» Problem to work on
In the entries below, find every line with "heading" and copy it.

--- START Input records ---

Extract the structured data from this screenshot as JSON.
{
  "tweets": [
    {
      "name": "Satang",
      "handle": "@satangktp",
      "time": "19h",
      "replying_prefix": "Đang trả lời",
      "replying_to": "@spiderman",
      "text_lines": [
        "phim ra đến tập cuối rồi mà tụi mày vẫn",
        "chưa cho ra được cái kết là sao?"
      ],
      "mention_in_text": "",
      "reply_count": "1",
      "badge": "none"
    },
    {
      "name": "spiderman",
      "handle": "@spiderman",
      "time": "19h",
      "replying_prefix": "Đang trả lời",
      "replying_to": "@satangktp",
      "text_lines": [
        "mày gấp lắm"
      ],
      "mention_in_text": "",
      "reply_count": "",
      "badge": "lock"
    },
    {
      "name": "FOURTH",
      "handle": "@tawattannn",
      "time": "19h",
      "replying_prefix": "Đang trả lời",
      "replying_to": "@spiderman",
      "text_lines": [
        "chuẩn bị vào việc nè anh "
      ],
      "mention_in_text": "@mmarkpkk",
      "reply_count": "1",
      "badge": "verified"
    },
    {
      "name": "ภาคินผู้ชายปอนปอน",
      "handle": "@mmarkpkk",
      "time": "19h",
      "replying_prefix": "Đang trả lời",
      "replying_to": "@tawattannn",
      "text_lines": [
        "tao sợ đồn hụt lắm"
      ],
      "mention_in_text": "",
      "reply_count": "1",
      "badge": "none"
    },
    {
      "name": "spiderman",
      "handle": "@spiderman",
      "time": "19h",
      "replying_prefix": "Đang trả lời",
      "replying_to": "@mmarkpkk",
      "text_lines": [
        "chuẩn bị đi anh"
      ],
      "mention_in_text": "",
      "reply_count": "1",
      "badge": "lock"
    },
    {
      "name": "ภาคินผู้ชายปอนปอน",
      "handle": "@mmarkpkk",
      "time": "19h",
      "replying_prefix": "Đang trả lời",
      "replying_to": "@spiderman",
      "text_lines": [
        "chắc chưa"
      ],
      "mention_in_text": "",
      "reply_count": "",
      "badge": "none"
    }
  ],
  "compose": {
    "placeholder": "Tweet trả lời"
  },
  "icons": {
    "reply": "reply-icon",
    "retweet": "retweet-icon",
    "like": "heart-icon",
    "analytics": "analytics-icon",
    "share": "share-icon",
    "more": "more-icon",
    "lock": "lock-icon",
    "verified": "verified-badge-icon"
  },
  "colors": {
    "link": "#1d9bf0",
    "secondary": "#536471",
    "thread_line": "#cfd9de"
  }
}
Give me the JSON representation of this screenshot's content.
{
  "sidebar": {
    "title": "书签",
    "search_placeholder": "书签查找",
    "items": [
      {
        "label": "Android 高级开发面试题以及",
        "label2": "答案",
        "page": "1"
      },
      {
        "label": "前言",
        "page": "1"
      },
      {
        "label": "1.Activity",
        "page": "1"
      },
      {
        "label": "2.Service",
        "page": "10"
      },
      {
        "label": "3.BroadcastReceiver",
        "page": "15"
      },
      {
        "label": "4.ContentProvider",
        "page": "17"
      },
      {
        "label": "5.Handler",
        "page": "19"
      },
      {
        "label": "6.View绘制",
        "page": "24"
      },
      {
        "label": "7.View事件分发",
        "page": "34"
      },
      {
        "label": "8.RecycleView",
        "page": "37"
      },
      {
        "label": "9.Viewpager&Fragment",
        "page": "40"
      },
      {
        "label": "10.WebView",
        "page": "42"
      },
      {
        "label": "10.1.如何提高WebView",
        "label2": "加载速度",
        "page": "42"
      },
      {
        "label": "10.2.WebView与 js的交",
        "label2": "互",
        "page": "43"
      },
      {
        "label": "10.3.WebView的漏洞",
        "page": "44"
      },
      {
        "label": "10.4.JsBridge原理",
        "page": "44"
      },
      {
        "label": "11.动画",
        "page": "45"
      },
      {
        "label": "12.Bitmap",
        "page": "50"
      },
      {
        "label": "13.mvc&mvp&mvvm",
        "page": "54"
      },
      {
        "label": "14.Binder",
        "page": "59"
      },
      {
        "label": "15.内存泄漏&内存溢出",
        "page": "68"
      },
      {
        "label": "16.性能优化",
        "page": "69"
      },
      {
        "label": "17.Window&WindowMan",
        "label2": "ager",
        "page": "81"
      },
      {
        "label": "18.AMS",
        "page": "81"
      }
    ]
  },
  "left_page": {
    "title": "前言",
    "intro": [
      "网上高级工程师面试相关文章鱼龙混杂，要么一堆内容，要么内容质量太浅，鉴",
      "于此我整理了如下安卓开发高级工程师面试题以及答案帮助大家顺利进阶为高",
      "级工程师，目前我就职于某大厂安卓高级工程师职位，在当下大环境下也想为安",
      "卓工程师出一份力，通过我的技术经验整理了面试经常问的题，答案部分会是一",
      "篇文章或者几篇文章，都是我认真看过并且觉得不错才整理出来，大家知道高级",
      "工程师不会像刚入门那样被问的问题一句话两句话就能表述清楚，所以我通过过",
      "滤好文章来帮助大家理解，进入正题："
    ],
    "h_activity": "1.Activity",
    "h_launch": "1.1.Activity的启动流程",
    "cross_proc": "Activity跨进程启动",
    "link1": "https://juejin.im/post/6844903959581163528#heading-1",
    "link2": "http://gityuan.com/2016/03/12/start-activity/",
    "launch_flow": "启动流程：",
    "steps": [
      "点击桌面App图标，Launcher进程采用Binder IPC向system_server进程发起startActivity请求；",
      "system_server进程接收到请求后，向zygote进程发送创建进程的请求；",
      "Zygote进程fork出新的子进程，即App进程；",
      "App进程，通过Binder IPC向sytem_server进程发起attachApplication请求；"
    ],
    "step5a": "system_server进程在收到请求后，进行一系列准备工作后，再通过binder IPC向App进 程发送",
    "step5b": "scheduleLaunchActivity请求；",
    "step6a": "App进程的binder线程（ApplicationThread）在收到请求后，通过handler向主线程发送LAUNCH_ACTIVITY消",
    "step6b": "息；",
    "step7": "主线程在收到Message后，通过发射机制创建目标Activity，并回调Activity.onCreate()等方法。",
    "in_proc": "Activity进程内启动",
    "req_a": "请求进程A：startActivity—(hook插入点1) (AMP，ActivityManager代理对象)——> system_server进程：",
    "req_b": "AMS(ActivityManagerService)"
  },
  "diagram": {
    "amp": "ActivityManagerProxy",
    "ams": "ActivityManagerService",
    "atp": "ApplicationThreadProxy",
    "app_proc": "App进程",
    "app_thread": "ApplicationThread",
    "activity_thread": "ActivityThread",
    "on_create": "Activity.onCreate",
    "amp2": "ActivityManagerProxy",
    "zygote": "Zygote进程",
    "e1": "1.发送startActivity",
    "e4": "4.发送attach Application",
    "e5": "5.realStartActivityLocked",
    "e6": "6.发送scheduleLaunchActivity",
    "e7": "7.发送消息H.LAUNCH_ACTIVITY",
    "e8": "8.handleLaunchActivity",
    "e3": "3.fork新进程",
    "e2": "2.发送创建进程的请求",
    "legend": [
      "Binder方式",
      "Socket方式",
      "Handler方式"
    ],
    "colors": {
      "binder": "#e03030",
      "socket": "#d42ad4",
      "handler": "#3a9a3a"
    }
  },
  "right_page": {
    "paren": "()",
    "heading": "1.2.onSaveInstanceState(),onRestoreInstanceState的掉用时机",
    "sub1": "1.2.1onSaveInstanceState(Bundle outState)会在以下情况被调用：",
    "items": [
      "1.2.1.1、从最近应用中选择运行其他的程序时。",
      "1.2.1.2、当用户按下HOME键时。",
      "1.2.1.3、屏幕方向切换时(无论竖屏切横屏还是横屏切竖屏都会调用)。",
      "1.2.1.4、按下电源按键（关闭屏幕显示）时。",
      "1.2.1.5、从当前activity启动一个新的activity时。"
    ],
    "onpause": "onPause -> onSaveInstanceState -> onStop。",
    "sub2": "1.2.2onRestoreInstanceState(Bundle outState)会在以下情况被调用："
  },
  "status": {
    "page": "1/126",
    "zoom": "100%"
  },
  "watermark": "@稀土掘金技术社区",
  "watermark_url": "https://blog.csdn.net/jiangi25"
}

--- END Input records ---

» Final answer
    "link1": "https://juejin.im/post/6844903959581163528#heading-1",
    "heading": "1.2.onSaveInstanceState(),onRestoreInstanceState的掉用时机",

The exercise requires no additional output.